> **Task details**:
Reproduce all of the material exactly as shown.

-- start Dataset --

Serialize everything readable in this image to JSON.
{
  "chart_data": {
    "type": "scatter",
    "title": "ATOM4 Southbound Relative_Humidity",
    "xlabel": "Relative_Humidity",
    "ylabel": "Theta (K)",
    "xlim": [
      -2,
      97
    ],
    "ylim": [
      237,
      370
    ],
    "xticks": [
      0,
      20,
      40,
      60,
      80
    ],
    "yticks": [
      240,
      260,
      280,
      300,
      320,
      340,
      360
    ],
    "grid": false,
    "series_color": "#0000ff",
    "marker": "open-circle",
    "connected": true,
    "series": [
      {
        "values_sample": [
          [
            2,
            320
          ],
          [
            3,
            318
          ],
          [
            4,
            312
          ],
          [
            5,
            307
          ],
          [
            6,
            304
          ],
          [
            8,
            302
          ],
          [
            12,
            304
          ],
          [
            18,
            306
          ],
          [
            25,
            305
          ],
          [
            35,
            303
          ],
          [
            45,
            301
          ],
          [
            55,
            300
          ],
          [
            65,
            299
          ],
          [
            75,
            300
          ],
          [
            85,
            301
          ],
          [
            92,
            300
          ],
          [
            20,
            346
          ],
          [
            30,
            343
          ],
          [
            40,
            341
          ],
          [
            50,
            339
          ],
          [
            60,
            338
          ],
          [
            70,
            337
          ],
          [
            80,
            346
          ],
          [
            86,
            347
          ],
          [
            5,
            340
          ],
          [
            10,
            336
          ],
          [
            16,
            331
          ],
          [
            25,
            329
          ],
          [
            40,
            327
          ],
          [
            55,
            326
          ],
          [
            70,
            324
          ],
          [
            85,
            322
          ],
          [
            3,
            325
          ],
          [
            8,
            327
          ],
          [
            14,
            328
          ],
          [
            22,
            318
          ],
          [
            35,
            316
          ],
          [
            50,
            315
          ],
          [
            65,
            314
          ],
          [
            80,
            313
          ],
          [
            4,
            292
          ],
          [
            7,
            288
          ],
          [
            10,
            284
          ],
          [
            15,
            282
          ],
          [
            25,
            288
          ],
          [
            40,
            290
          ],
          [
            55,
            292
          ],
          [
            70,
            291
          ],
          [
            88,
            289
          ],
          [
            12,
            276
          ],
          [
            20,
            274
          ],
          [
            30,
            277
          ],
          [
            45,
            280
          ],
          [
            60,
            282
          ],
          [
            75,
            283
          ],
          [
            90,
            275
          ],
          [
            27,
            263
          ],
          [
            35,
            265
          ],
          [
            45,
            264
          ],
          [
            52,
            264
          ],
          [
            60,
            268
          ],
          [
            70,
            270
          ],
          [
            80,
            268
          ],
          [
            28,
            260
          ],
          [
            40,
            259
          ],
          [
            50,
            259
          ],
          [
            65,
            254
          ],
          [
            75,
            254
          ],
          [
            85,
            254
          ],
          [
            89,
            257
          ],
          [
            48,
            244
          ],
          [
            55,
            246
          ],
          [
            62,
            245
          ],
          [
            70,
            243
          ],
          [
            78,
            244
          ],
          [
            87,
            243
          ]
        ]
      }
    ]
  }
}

-- end Dataset --

> **Solution to this exercise**:
Serialize everything readable in this image to JSON.
{
  "chart_data": {
    "type": "scatter",
    "title": "ATOM4 Southbound Relative_Humidity",
    "xlabel": "Relative_Humidity",
    "ylabel": "Theta (K)",
    "xlim": [
      -2,
      97
    ],
    "ylim": [
      237,
      370
    ],
    "xticks": [
      0,
      20,
      40,
      60,
      80
    ],
    "yticks": [
      240,
      260,
      280,
      300,
      320,
      340,
      360
    ],
    "grid": false,
    "series_color": "#0000ff",
    "marker": "open-circle",
    "connected": true,
    "series": [
      {
        "values_sample": [
          [
            2,
            320
          ],
          [
            3,
            318
          ],
          [
            4,
            312
          ],
          [
            5,
            307
          ],
          [
            6,
            304
          ],
          [
            8,
            302
          ],
          [
            12,
            304
          ],
          [
            18,
            306
          ],
          [
            25,
            305
          ],
          [
            35,
            303
          ],
          [
            45,
            301
          ],
          [
            55,
            300
          ],
          [
            65,
            299
          ],
          [
            75,
            300
          ],
          [
            85,
            301
          ],
          [
            92,
            300
          ],
          [
            20,
            346
          ],
          [
            30,
            343
          ],
          [
            40,
            341
          ],
          [
            50,
            339
          ],
          [
            60,
            338
          ],
          [
            70,
            337
          ],
          [
            80,
            346
          ],
          [
            86,
            347
          ],
          [
            5,
            340
          ],
          [
            10,
            336
          ],
          [
            16,
            331
          ],
          [
            25,
            329
          ],
          [
            40,
            327
          ],
          [
            55,
            326
          ],
          [
            70,
            324
          ],
          [
            85,
            322
          ],
          [
            3,
            325
          ],
          [
            8,
            327
          ],
          [
            14,
            328
          ],
          [
            22,
            318
          ],
          [
            35,
            316
          ],
          [
            50,
            315
          ],
          [
            65,
            314
          ],
          [
            80,
            313
          ],
          [
            4,
            292
          ],
          [
            7,
            288
          ],
          [
            10,
            284
          ],
          [
            15,
            282
          ],
          [
            25,
            288
          ],
          [
            40,
            290
          ],
          [
            55,
            292
          ],
          [
            70,
            291
          ],
          [
            88,
            289
          ],
          [
            12,
            276
          ],
          [
            20,
            274
          ],
          [
            30,
            277
          ],
          [
            45,
            280
          ],
          [
            60,
            282
          ],
          [
            75,
            283
          ],
          [
            90,
            275
          ],
          [
            27,
            263
          ],
          [
            35,
            265
          ],
          [
            45,
            264
          ],
          [
            52,
            264
          ],
          [
            60,
            268
          ],
          [
            70,
            270
          ],
          [
            80,
            268
          ],
          [
            28,
            260
          ],
          [
            40,
            259
          ],
          [
            50,
            259
          ],
          [
            65,
            254
          ],
          [
            75,
            254
          ],
          [
            85,
            254
          ],
          [
            89,
            257
          ],
          [
            48,
            244
          ],
          [
            55,
            246
          ],
          [
            62,
            245
          ],
          [
            70,
            243
          ],
          [
            78,
            244
          ],
          [
            87,
            243
          ]
        ]
      }
    ]
  }
}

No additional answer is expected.